Challenge. Lines containing the word "title" are the ones to copy from the records below.

Working data.
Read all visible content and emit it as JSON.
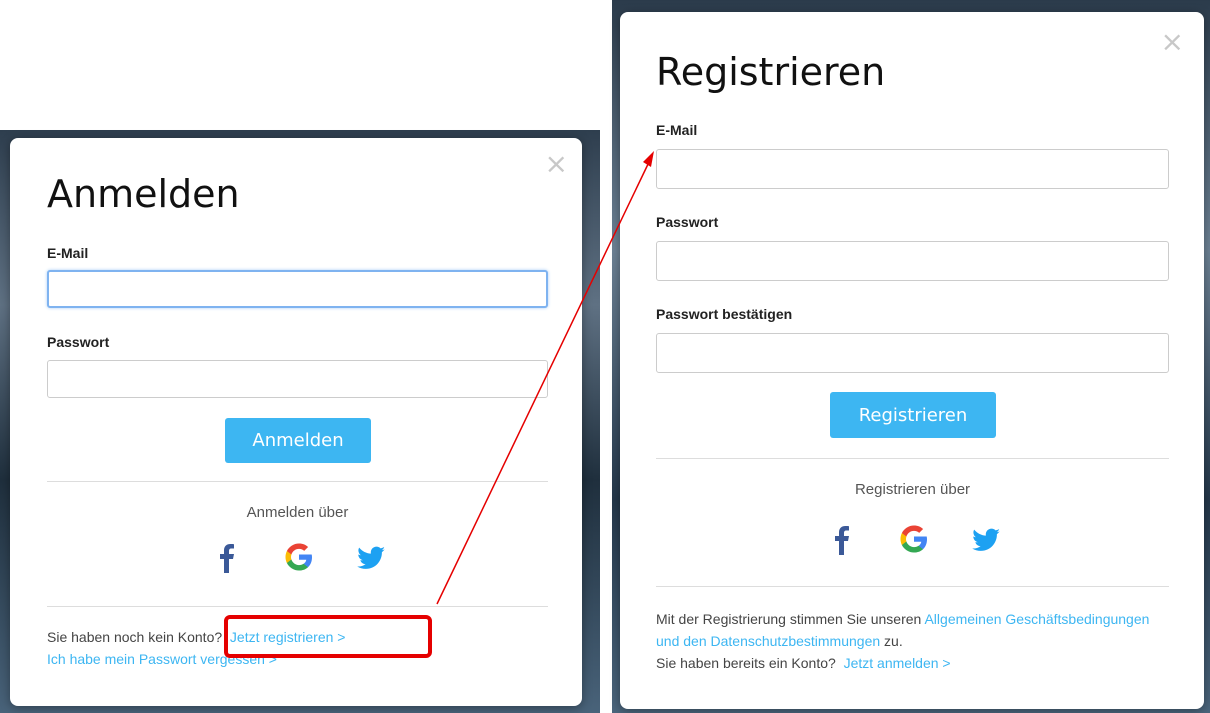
{
  "login": {
    "title": "Anmelden",
    "email_label": "E-Mail",
    "email_value": "",
    "password_label": "Passwort",
    "password_value": "",
    "submit_label": "Anmelden",
    "social_heading": "Anmelden über",
    "no_account_text": "Sie haben noch kein Konto?",
    "register_link": "Jetzt registrieren >",
    "forgot_link": "Ich habe mein Passwort vergessen >",
    "close_symbol": "×"
  },
  "register": {
    "title": "Registrieren",
    "email_label": "E-Mail",
    "email_value": "",
    "password_label": "Passwort",
    "password_value": "",
    "confirm_label": "Passwort bestätigen",
    "confirm_value": "",
    "submit_label": "Registrieren",
    "social_heading": "Registrieren über",
    "terms_prefix": "Mit der Registrierung stimmen Sie unseren",
    "terms_link": "Allgemeinen Geschäftsbedingungen und den Datenschutzbestimmungen",
    "terms_suffix": "zu.",
    "have_account_text": "Sie haben bereits ein Konto?",
    "login_link": "Jetzt anmelden >",
    "close_symbol": "×"
  },
  "icons": {
    "facebook": "facebook-icon",
    "google": "google-icon",
    "twitter": "twitter-icon"
  },
  "colors": {
    "accent": "#3db6f2",
    "annotation": "#e50000",
    "facebook": "#3b5998",
    "twitter": "#1da1f2"
  }
}
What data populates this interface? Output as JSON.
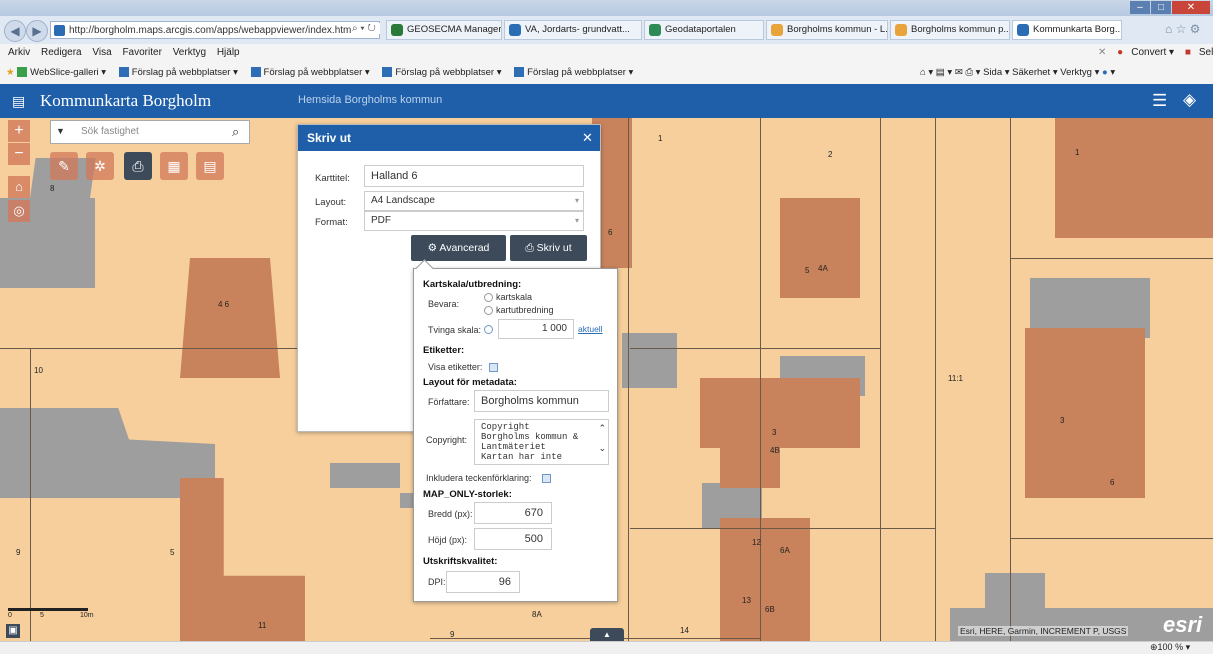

Written answer.
    "title": "Anmelden",
    "title": "Registrieren",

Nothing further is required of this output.